Source data
——

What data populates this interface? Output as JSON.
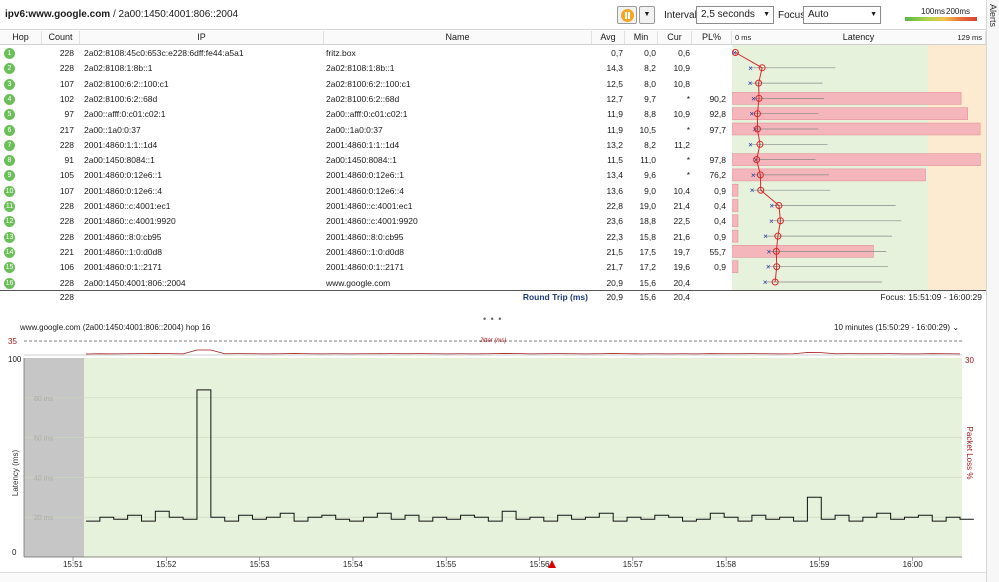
{
  "header": {
    "target_bold": "ipv6:www.google.com",
    "target_rest": " / 2a00:1450:4001:806::2004",
    "interval_label": "Interval",
    "interval_value": "2,5 seconds",
    "focus_label": "Focus",
    "focus_value": "Auto",
    "legend_100": "100ms",
    "legend_200": "200ms",
    "alerts_label": "Alerts"
  },
  "columns": {
    "hop": "Hop",
    "count": "Count",
    "ip": "IP",
    "name": "Name",
    "avg": "Avg",
    "min": "Min",
    "cur": "Cur",
    "pl": "PL%",
    "latency": "Latency",
    "lat_min": "0 ms",
    "lat_max": "129 ms"
  },
  "hops": [
    {
      "hop": "1",
      "count": "228",
      "ip": "2a02:8108:45c0:653c:e228:6dff:fe44:a5a1",
      "name": "fritz.box",
      "avg": "0,7",
      "min": "0,0",
      "cur": "0,6",
      "pl": ""
    },
    {
      "hop": "2",
      "count": "228",
      "ip": "2a02:8108:1:8b::1",
      "name": "2a02:8108:1:8b::1",
      "avg": "14,3",
      "min": "8,2",
      "cur": "10,9",
      "pl": ""
    },
    {
      "hop": "3",
      "count": "107",
      "ip": "2a02:8100:6:2::100:c1",
      "name": "2a02:8100:6:2::100:c1",
      "avg": "12,5",
      "min": "8,0",
      "cur": "10,8",
      "pl": ""
    },
    {
      "hop": "4",
      "count": "102",
      "ip": "2a02:8100:6:2::68d",
      "name": "2a02:8100:6:2::68d",
      "avg": "12,7",
      "min": "9,7",
      "cur": "*",
      "pl": "90,2"
    },
    {
      "hop": "5",
      "count": "97",
      "ip": "2a00::afff:0:c01:c02:1",
      "name": "2a00::afff:0:c01:c02:1",
      "avg": "11,9",
      "min": "8,8",
      "cur": "10,9",
      "pl": "92,8"
    },
    {
      "hop": "6",
      "count": "217",
      "ip": "2a00::1a0:0:37",
      "name": "2a00::1a0:0:37",
      "avg": "11,9",
      "min": "10,5",
      "cur": "*",
      "pl": "97,7"
    },
    {
      "hop": "7",
      "count": "228",
      "ip": "2001:4860:1:1::1d4",
      "name": "2001:4860:1:1::1d4",
      "avg": "13,2",
      "min": "8,2",
      "cur": "11,2",
      "pl": ""
    },
    {
      "hop": "8",
      "count": "91",
      "ip": "2a00:1450:8084::1",
      "name": "2a00:1450:8084::1",
      "avg": "11,5",
      "min": "11,0",
      "cur": "*",
      "pl": "97,8"
    },
    {
      "hop": "9",
      "count": "105",
      "ip": "2001:4860:0:12e6::1",
      "name": "2001:4860:0:12e6::1",
      "avg": "13,4",
      "min": "9,6",
      "cur": "*",
      "pl": "76,2"
    },
    {
      "hop": "10",
      "count": "107",
      "ip": "2001:4860:0:12e6::4",
      "name": "2001:4860:0:12e6::4",
      "avg": "13,6",
      "min": "9,0",
      "cur": "10,4",
      "pl": "0,9"
    },
    {
      "hop": "11",
      "count": "228",
      "ip": "2001:4860::c:4001:ec1",
      "name": "2001:4860::c:4001:ec1",
      "avg": "22,8",
      "min": "19,0",
      "cur": "21,4",
      "pl": "0,4"
    },
    {
      "hop": "12",
      "count": "228",
      "ip": "2001:4860::c:4001:9920",
      "name": "2001:4860::c:4001:9920",
      "avg": "23,6",
      "min": "18,8",
      "cur": "22,5",
      "pl": "0,4"
    },
    {
      "hop": "13",
      "count": "228",
      "ip": "2001:4860::8:0:cb95",
      "name": "2001:4860::8:0:cb95",
      "avg": "22,3",
      "min": "15,8",
      "cur": "21,6",
      "pl": "0,9"
    },
    {
      "hop": "14",
      "count": "221",
      "ip": "2001:4860::1:0:d0d8",
      "name": "2001:4860::1:0:d0d8",
      "avg": "21,5",
      "min": "17,5",
      "cur": "19,7",
      "pl": "55,7"
    },
    {
      "hop": "15",
      "count": "106",
      "ip": "2001:4860:0:1::2171",
      "name": "2001:4860:0:1::2171",
      "avg": "21,7",
      "min": "17,2",
      "cur": "19,6",
      "pl": "0,9"
    },
    {
      "hop": "16",
      "count": "228",
      "ip": "2a00:1450:4001:806::2004",
      "name": "www.google.com",
      "avg": "20,9",
      "min": "15,6",
      "cur": "20,4",
      "pl": ""
    }
  ],
  "summary": {
    "count": "228",
    "label": "Round Trip (ms)",
    "avg": "20,9",
    "min": "15,6",
    "cur": "20,4",
    "focus_range": "Focus: 15:51:09 - 16:00:29"
  },
  "graph": {
    "title": "www.google.com (2a00:1450:4001:806::2004) hop 16",
    "range": "10 minutes (15:50:29 - 16:00:29)",
    "jitter_label": "Jitter (ms)",
    "jitter_max": "35",
    "latency_max": "100",
    "latency_min": "0",
    "loss_max": "30",
    "ylabel": "Latency (ms)",
    "y2label": "Packet Loss %",
    "gridlabels": [
      "80 ms",
      "60 ms",
      "40 ms",
      "20 ms"
    ],
    "time_ticks": [
      "15:51",
      "15:52",
      "15:53",
      "15:54",
      "15:55",
      "15:56",
      "15:57",
      "15:58",
      "15:59",
      "16:00"
    ]
  },
  "colors": {
    "green_zone": "#e6f2dc",
    "yellow_zone": "#fcebd0",
    "loss_bar": "#f4b6bb",
    "hop_circle": "#6bbf59",
    "trace_line": "#d42a2a"
  },
  "chart_data": {
    "type": "line",
    "title": "www.google.com (2a00:1450:4001:806::2004) hop 16",
    "xlabel": "",
    "ylabel": "Latency (ms)",
    "ylim": [
      0,
      100
    ],
    "x": [
      "15:51",
      "15:52",
      "15:53",
      "15:54",
      "15:55",
      "15:56",
      "15:57",
      "15:58",
      "15:59",
      "16:00"
    ],
    "series": [
      {
        "name": "Latency (ms)",
        "values": [
          18,
          20,
          19,
          21,
          18,
          23,
          20,
          19,
          84,
          20,
          18,
          21,
          19,
          20,
          22,
          18,
          20,
          21,
          19,
          18,
          20,
          22,
          19,
          21,
          18,
          20,
          19,
          21,
          20,
          18,
          23,
          19,
          20,
          18,
          21,
          19,
          20,
          22,
          18,
          20,
          19,
          21,
          20,
          18,
          19,
          22,
          20,
          18,
          21,
          19,
          20,
          18,
          30,
          19,
          21,
          18,
          20,
          22,
          19,
          20,
          21,
          18,
          20,
          19
        ]
      }
    ]
  }
}
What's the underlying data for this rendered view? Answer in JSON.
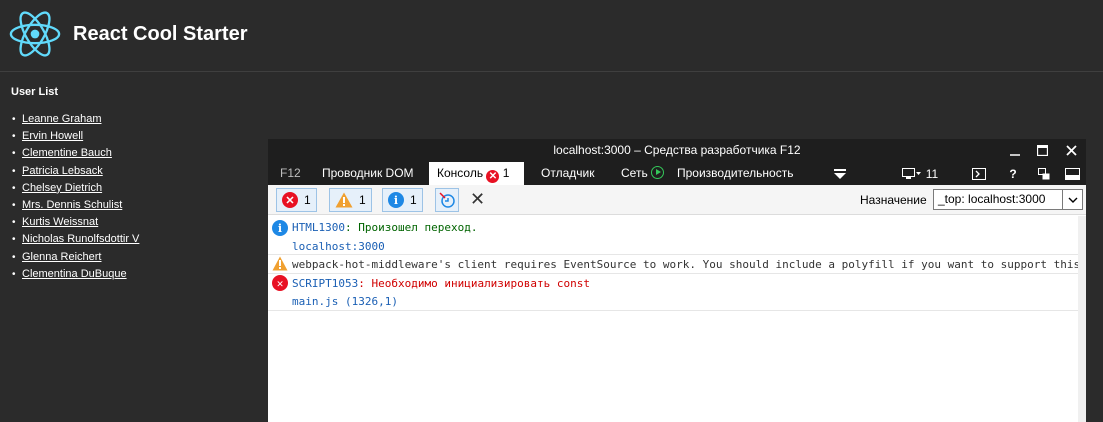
{
  "app": {
    "title": "React Cool Starter",
    "list_title": "User List",
    "users": [
      "Leanne Graham",
      "Ervin Howell",
      "Clementine Bauch",
      "Patricia Lebsack",
      "Chelsey Dietrich",
      "Mrs. Dennis Schulist",
      "Kurtis Weissnat",
      "Nicholas Runolfsdottir V",
      "Glenna Reichert",
      "Clementina DuBuque"
    ],
    "colors": {
      "background": "#2b2b2b",
      "logo": "#61dafb"
    }
  },
  "devtools": {
    "title": "localhost:3000 – Средства разработчика F12",
    "tabs": {
      "f12": "F12",
      "dom": "Проводник DOM",
      "console": "Консоль",
      "console_errors": "1",
      "debugger": "Отладчик",
      "network": "Сеть",
      "performance": "Производительность"
    },
    "emulation_count": "11",
    "toolbar": {
      "errors_count": "1",
      "warnings_count": "1",
      "info_count": "1",
      "target_label": "Назначение",
      "target_value": "_top: localhost:3000"
    },
    "messages": {
      "info_code": "HTML1300",
      "info_text": ": Произошел переход.",
      "info_source": "localhost:3000",
      "warn_text": "webpack-hot-middleware's client requires EventSource to work. You should include a polyfill if you want to support this",
      "err_code": "SCRIPT1053",
      "err_text": ": Необходимо инициализировать const",
      "err_source": "main.js (1326,1)"
    },
    "icons": {
      "minimize": "minimize-icon",
      "maximize": "maximize-icon",
      "close": "close-icon"
    }
  }
}
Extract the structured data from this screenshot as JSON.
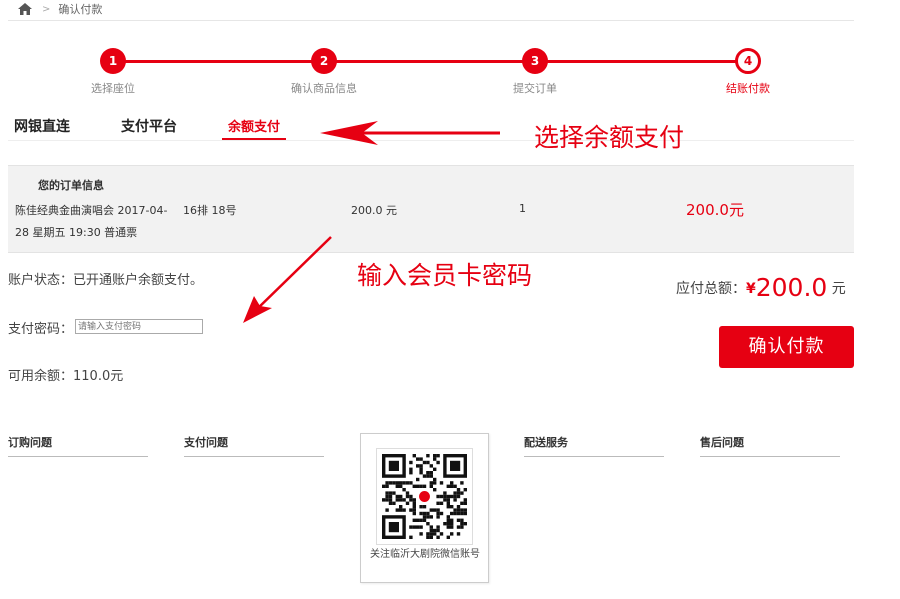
{
  "breadcrumb": {
    "current": "确认付款"
  },
  "steps": [
    {
      "num": "1",
      "label": "选择座位"
    },
    {
      "num": "2",
      "label": "确认商品信息"
    },
    {
      "num": "3",
      "label": "提交订单"
    },
    {
      "num": "4",
      "label": "结账付款"
    }
  ],
  "tabs": [
    {
      "label": "网银直连"
    },
    {
      "label": "支付平台"
    },
    {
      "label": "余额支付"
    }
  ],
  "annotations": {
    "select_balance": "选择余额支付",
    "enter_password": "输入会员卡密码"
  },
  "order": {
    "title": "您的订单信息",
    "item_line1": "陈佳经典金曲演唱会 2017-04-",
    "item_line2": "28 星期五 19:30 普通票",
    "seat": "16排 18号",
    "price": "200.0 元",
    "qty": "1",
    "subtotal": "200.0元"
  },
  "account": {
    "status": "账户状态：已开通账户余额支付。",
    "password_label": "支付密码：",
    "password_placeholder": "请输入支付密码",
    "balance": "可用余额：110.0元"
  },
  "total": {
    "label": "应付总额：",
    "currency": "¥",
    "amount": "200.0",
    "unit": "元"
  },
  "pay_button": "确认付款",
  "footer": {
    "cols": [
      "订购问题",
      "支付问题",
      "配送服务",
      "售后问题"
    ],
    "qr_caption": "关注临沂大剧院微信账号"
  },
  "colors": {
    "accent": "#e60012"
  }
}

——

Task instructions. Search the material above for "afff". Pull out each line where it shows up.

Finished exercise.
      "ip": "2a00::afff:0:c01:c02:1",
      "name": "2a00::afff:0:c01:c02:1",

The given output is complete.